EXERCISE DATA:
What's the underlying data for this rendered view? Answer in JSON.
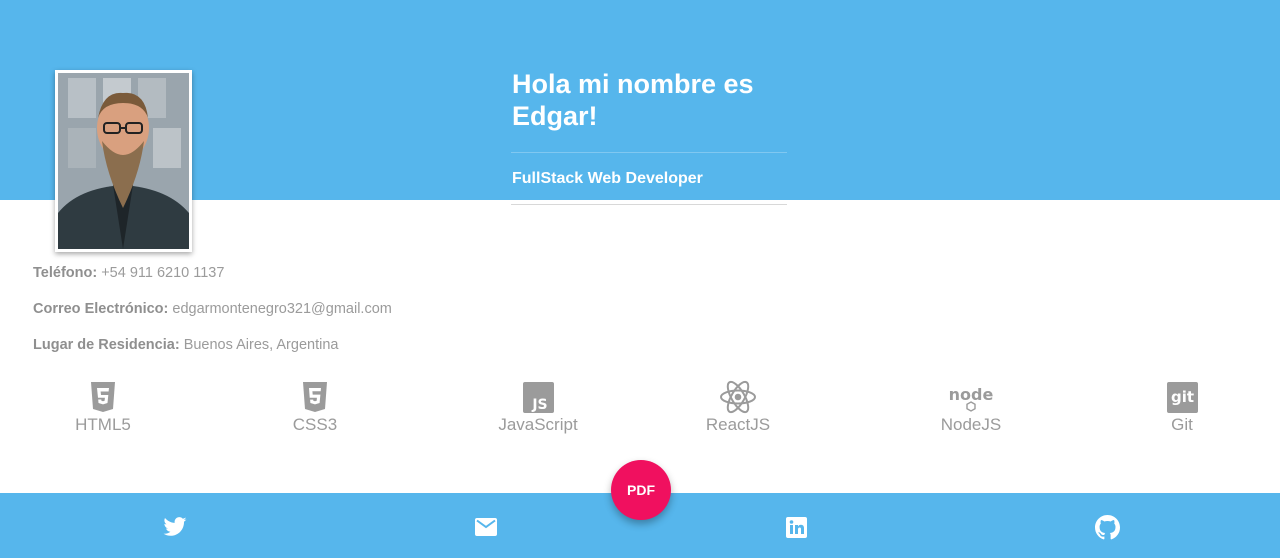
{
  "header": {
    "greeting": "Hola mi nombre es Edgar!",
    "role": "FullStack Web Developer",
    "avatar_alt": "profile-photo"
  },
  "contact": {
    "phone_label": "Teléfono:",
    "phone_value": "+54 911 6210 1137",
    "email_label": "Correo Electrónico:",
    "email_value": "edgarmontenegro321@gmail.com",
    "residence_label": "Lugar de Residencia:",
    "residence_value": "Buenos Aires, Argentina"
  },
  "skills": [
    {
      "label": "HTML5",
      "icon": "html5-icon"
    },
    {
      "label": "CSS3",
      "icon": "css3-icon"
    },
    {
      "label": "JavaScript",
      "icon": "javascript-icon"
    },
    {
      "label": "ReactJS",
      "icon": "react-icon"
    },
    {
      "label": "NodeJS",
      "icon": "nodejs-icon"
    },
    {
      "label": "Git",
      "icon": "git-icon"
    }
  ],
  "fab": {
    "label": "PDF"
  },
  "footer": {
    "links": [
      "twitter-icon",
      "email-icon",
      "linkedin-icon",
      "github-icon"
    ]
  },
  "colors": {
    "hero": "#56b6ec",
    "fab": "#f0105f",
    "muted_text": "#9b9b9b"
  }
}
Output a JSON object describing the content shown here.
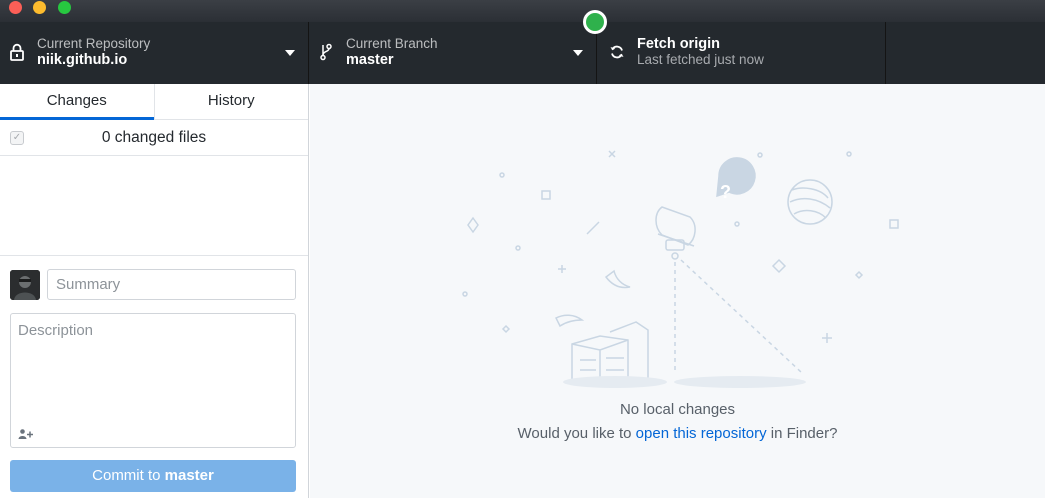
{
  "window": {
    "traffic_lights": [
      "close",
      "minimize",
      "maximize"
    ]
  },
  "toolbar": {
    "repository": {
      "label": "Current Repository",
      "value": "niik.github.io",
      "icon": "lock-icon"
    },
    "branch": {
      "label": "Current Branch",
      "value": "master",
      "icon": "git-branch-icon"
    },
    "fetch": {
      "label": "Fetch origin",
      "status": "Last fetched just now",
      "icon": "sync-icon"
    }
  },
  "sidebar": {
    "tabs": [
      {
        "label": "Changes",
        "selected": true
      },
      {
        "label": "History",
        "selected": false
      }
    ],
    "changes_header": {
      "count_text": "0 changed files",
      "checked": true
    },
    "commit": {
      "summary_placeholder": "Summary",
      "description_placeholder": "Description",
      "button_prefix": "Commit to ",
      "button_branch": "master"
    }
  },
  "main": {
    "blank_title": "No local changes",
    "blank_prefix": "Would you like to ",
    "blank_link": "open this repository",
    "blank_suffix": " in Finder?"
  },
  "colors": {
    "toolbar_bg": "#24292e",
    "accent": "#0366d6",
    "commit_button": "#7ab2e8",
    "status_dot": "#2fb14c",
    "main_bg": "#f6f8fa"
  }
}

EXERCISE REQUIREMENTS: Transcribe the listing in full. Omit the pictures and keep every line exact.

THE RESPONSE:
What's the underlying data for this rendered view? Answer in JSON.
{
  "header": {
    "greeting": "Hola mi nombre es Edgar!",
    "role": "FullStack Web Developer",
    "avatar_alt": "profile-photo"
  },
  "contact": {
    "phone_label": "Teléfono:",
    "phone_value": "+54 911 6210 1137",
    "email_label": "Correo Electrónico:",
    "email_value": "edgarmontenegro321@gmail.com",
    "residence_label": "Lugar de Residencia:",
    "residence_value": "Buenos Aires, Argentina"
  },
  "skills": [
    {
      "label": "HTML5",
      "icon": "html5-icon"
    },
    {
      "label": "CSS3",
      "icon": "css3-icon"
    },
    {
      "label": "JavaScript",
      "icon": "javascript-icon"
    },
    {
      "label": "ReactJS",
      "icon": "react-icon"
    },
    {
      "label": "NodeJS",
      "icon": "nodejs-icon"
    },
    {
      "label": "Git",
      "icon": "git-icon"
    }
  ],
  "fab": {
    "label": "PDF"
  },
  "footer": {
    "links": [
      "twitter-icon",
      "email-icon",
      "linkedin-icon",
      "github-icon"
    ]
  },
  "colors": {
    "hero": "#56b6ec",
    "fab": "#f0105f",
    "muted_text": "#9b9b9b"
  }
}
Output a JSON object describing the content shown here.
{
  "window": {
    "traffic_lights": [
      "close",
      "minimize",
      "maximize"
    ]
  },
  "toolbar": {
    "repository": {
      "label": "Current Repository",
      "value": "niik.github.io",
      "icon": "lock-icon"
    },
    "branch": {
      "label": "Current Branch",
      "value": "master",
      "icon": "git-branch-icon"
    },
    "fetch": {
      "label": "Fetch origin",
      "status": "Last fetched just now",
      "icon": "sync-icon"
    }
  },
  "sidebar": {
    "tabs": [
      {
        "label": "Changes",
        "selected": true
      },
      {
        "label": "History",
        "selected": false
      }
    ],
    "changes_header": {
      "count_text": "0 changed files",
      "checked": true
    },
    "commit": {
      "summary_placeholder": "Summary",
      "description_placeholder": "Description",
      "button_prefix": "Commit to ",
      "button_branch": "master"
    }
  },
  "main": {
    "blank_title": "No local changes",
    "blank_prefix": "Would you like to ",
    "blank_link": "open this repository",
    "blank_suffix": " in Finder?"
  },
  "colors": {
    "toolbar_bg": "#24292e",
    "accent": "#0366d6",
    "commit_button": "#7ab2e8",
    "status_dot": "#2fb14c",
    "main_bg": "#f6f8fa"
  }
}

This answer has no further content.